▸ **TASK TO COMPLETE**
Extract every entry word for word. Skip the pictures.

▸ **EXERCISE MATERIAL**
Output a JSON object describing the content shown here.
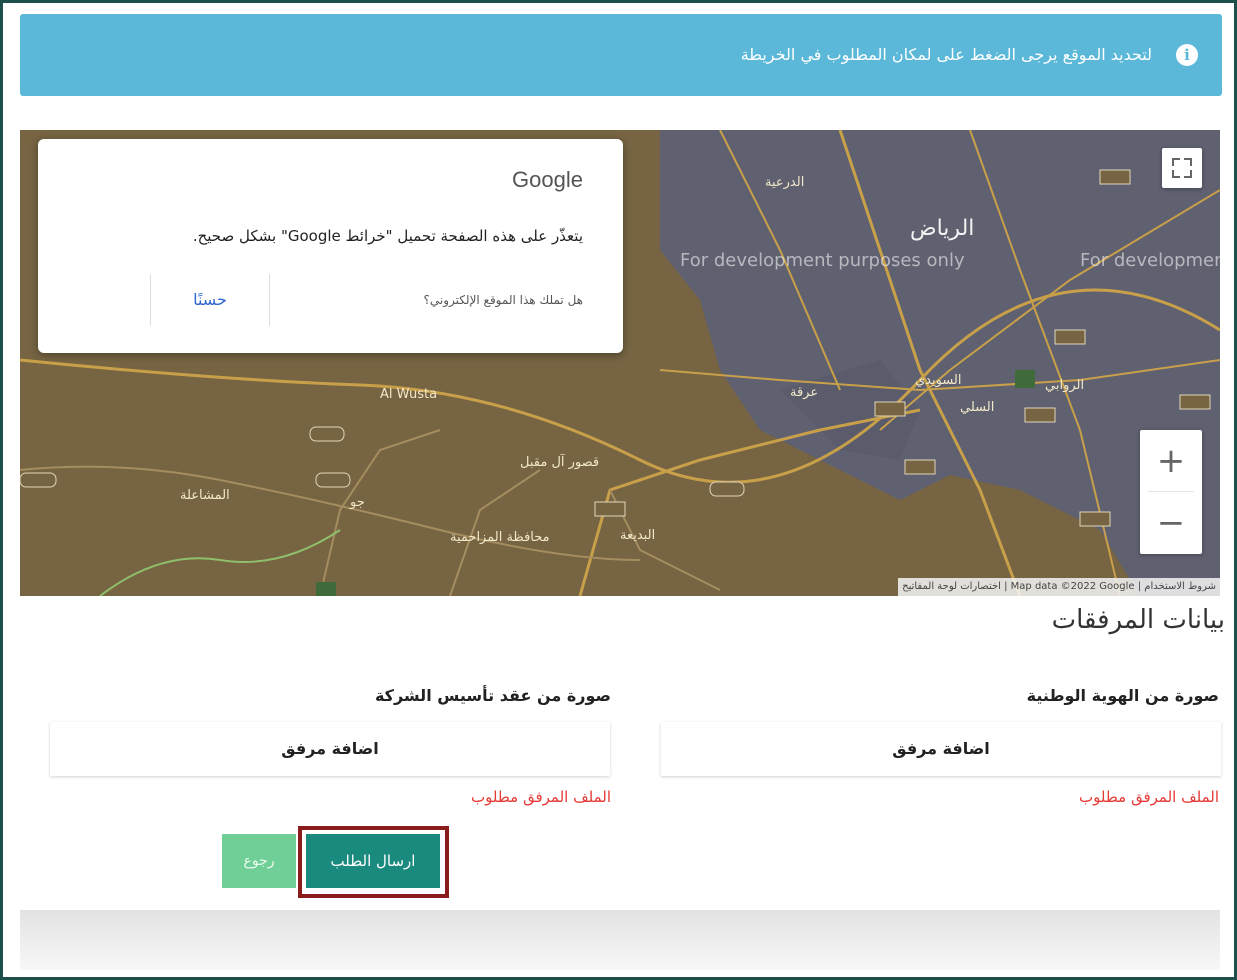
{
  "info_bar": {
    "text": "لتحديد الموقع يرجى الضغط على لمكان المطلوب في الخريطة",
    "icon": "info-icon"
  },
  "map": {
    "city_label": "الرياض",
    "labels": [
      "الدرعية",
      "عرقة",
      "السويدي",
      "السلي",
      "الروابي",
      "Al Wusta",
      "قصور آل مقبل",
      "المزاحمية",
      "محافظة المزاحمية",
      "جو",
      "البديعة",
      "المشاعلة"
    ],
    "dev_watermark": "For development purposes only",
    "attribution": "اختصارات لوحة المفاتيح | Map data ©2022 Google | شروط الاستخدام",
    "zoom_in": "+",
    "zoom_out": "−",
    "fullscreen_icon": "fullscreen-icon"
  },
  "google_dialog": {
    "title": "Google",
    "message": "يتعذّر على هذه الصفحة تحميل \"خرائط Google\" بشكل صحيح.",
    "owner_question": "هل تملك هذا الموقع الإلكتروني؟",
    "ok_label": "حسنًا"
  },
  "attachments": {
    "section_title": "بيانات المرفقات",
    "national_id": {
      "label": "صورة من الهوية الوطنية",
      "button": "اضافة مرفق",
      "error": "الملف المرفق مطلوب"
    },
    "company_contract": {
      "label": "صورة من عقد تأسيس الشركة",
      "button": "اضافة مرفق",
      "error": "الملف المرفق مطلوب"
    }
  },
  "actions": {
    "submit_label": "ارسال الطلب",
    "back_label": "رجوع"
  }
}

▸ **RESPONSE BELOW**
Output a JSON object describing the content shown here.
{
  "info_bar": {
    "text": "لتحديد الموقع يرجى الضغط على لمكان المطلوب في الخريطة",
    "icon": "info-icon"
  },
  "map": {
    "city_label": "الرياض",
    "labels": [
      "الدرعية",
      "عرقة",
      "السويدي",
      "السلي",
      "الروابي",
      "Al Wusta",
      "قصور آل مقبل",
      "المزاحمية",
      "محافظة المزاحمية",
      "جو",
      "البديعة",
      "المشاعلة"
    ],
    "dev_watermark": "For development purposes only",
    "attribution": "اختصارات لوحة المفاتيح | Map data ©2022 Google | شروط الاستخدام",
    "zoom_in": "+",
    "zoom_out": "−",
    "fullscreen_icon": "fullscreen-icon"
  },
  "google_dialog": {
    "title": "Google",
    "message": "يتعذّر على هذه الصفحة تحميل \"خرائط Google\" بشكل صحيح.",
    "owner_question": "هل تملك هذا الموقع الإلكتروني؟",
    "ok_label": "حسنًا"
  },
  "attachments": {
    "section_title": "بيانات المرفقات",
    "national_id": {
      "label": "صورة من الهوية الوطنية",
      "button": "اضافة مرفق",
      "error": "الملف المرفق مطلوب"
    },
    "company_contract": {
      "label": "صورة من عقد تأسيس الشركة",
      "button": "اضافة مرفق",
      "error": "الملف المرفق مطلوب"
    }
  },
  "actions": {
    "submit_label": "ارسال الطلب",
    "back_label": "رجوع"
  }
}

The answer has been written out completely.